--- begin Material for the task ---
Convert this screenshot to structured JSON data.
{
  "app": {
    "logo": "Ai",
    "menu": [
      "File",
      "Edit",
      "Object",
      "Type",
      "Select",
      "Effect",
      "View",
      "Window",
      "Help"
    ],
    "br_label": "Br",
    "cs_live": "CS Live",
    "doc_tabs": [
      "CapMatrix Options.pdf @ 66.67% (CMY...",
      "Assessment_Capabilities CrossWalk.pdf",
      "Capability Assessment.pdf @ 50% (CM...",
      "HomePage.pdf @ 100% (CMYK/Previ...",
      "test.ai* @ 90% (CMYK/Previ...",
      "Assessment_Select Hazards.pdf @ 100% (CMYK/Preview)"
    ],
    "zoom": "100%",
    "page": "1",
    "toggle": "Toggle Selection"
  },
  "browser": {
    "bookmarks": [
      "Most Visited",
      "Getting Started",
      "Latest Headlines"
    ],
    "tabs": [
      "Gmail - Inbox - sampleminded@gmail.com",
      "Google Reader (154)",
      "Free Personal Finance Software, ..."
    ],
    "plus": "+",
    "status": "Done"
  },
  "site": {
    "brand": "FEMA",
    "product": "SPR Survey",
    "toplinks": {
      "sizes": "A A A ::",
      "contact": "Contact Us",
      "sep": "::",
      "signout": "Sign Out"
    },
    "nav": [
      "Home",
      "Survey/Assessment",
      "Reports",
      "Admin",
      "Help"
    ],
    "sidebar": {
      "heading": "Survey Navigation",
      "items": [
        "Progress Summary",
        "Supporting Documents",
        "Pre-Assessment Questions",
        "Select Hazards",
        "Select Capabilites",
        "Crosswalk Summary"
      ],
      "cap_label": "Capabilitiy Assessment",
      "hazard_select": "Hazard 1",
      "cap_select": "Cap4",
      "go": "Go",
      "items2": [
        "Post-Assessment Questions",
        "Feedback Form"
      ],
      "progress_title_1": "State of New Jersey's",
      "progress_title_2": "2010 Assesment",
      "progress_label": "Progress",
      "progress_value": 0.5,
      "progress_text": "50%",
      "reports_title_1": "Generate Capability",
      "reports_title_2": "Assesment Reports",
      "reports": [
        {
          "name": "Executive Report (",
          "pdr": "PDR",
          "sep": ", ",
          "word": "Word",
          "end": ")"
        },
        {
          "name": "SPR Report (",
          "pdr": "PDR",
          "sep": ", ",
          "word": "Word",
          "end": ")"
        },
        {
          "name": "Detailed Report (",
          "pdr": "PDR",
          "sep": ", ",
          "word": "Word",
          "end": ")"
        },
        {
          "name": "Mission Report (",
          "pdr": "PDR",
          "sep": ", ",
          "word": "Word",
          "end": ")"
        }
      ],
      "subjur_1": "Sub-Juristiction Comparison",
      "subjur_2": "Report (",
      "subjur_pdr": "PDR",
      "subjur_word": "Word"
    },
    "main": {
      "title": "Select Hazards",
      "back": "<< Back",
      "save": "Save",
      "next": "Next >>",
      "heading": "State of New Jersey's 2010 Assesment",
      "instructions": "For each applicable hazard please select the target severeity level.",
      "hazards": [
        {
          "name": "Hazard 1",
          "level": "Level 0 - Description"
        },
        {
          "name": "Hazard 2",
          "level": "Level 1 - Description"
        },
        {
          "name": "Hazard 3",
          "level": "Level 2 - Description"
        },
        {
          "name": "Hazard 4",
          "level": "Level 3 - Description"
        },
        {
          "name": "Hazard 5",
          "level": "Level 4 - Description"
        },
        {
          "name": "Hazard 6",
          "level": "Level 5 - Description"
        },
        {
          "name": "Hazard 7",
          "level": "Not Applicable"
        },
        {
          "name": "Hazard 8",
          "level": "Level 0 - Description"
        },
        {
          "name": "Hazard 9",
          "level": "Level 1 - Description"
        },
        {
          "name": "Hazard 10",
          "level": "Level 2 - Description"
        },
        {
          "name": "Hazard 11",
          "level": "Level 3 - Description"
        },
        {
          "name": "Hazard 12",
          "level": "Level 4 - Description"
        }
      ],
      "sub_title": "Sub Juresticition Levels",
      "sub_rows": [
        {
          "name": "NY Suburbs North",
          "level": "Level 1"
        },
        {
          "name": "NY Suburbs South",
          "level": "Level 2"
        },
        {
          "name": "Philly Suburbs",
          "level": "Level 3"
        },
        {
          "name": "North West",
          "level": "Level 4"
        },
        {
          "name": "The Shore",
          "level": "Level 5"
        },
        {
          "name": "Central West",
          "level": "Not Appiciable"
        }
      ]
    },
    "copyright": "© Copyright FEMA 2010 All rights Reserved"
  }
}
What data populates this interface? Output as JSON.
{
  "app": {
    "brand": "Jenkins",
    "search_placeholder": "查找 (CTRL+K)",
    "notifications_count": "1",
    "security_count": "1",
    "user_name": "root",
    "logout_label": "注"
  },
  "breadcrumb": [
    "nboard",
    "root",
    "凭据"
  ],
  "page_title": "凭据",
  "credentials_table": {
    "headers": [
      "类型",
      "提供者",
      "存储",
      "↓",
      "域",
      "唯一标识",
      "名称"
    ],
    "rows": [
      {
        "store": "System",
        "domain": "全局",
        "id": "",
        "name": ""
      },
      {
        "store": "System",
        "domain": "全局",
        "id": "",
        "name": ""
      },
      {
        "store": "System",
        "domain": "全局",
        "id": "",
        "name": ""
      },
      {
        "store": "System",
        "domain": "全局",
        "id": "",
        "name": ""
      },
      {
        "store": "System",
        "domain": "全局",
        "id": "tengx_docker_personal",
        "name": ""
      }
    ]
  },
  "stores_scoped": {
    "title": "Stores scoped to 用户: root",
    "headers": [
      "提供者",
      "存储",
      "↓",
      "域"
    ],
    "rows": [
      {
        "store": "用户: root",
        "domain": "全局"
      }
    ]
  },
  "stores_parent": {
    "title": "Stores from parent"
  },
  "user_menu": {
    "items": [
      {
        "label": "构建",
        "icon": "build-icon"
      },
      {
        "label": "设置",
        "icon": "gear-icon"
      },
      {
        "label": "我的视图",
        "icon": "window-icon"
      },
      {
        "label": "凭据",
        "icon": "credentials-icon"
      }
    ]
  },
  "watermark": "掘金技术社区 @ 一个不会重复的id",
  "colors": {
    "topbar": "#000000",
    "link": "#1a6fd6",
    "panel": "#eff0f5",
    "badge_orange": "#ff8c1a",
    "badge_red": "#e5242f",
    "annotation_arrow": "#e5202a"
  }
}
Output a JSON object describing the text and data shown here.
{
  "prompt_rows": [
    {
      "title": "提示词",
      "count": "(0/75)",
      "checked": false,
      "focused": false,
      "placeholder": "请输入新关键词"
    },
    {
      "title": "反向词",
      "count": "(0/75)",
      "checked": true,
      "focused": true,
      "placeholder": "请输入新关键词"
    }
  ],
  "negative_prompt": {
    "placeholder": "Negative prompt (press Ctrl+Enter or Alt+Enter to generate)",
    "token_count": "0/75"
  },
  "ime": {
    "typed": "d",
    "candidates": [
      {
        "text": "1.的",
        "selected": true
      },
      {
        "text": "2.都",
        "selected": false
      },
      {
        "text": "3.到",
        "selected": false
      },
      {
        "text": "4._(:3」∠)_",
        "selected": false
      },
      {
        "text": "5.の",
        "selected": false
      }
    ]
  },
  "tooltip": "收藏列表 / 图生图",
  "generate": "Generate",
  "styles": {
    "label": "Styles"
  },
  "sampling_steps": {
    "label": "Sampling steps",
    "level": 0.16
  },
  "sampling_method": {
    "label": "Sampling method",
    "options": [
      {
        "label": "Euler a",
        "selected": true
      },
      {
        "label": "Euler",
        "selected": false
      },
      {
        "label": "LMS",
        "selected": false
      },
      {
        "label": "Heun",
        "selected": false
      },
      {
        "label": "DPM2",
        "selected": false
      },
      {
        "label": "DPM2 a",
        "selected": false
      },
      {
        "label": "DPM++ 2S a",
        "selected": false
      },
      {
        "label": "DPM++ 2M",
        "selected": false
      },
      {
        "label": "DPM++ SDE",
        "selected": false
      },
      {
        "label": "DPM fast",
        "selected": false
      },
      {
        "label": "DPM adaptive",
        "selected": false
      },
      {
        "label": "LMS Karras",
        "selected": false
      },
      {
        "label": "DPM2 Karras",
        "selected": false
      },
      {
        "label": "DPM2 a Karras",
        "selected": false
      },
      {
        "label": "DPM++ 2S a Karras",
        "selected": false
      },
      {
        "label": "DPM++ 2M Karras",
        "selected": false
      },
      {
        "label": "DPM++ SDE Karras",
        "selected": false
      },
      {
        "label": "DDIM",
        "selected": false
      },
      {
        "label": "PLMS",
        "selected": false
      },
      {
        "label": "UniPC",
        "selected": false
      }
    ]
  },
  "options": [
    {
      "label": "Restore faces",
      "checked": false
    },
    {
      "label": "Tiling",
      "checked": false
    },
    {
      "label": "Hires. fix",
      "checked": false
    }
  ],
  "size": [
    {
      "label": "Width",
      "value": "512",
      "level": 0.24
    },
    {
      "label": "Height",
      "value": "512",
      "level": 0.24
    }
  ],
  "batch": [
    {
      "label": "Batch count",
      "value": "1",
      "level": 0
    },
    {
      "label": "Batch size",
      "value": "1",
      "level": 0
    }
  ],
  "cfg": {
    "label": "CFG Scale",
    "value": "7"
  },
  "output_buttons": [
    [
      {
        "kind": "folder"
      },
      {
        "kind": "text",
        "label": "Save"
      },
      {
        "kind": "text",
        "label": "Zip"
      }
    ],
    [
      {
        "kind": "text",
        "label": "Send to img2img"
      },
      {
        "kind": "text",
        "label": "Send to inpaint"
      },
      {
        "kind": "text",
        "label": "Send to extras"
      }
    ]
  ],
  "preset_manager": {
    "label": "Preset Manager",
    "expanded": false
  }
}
--- end Material for the task ---
> _Exercise prompt_: Extract from the material all lines containing the string "State".

> _The solution_:
      "progress_title_1": "State of New Jersey's",
      "heading": "State of New Jersey's 2010 Assesment",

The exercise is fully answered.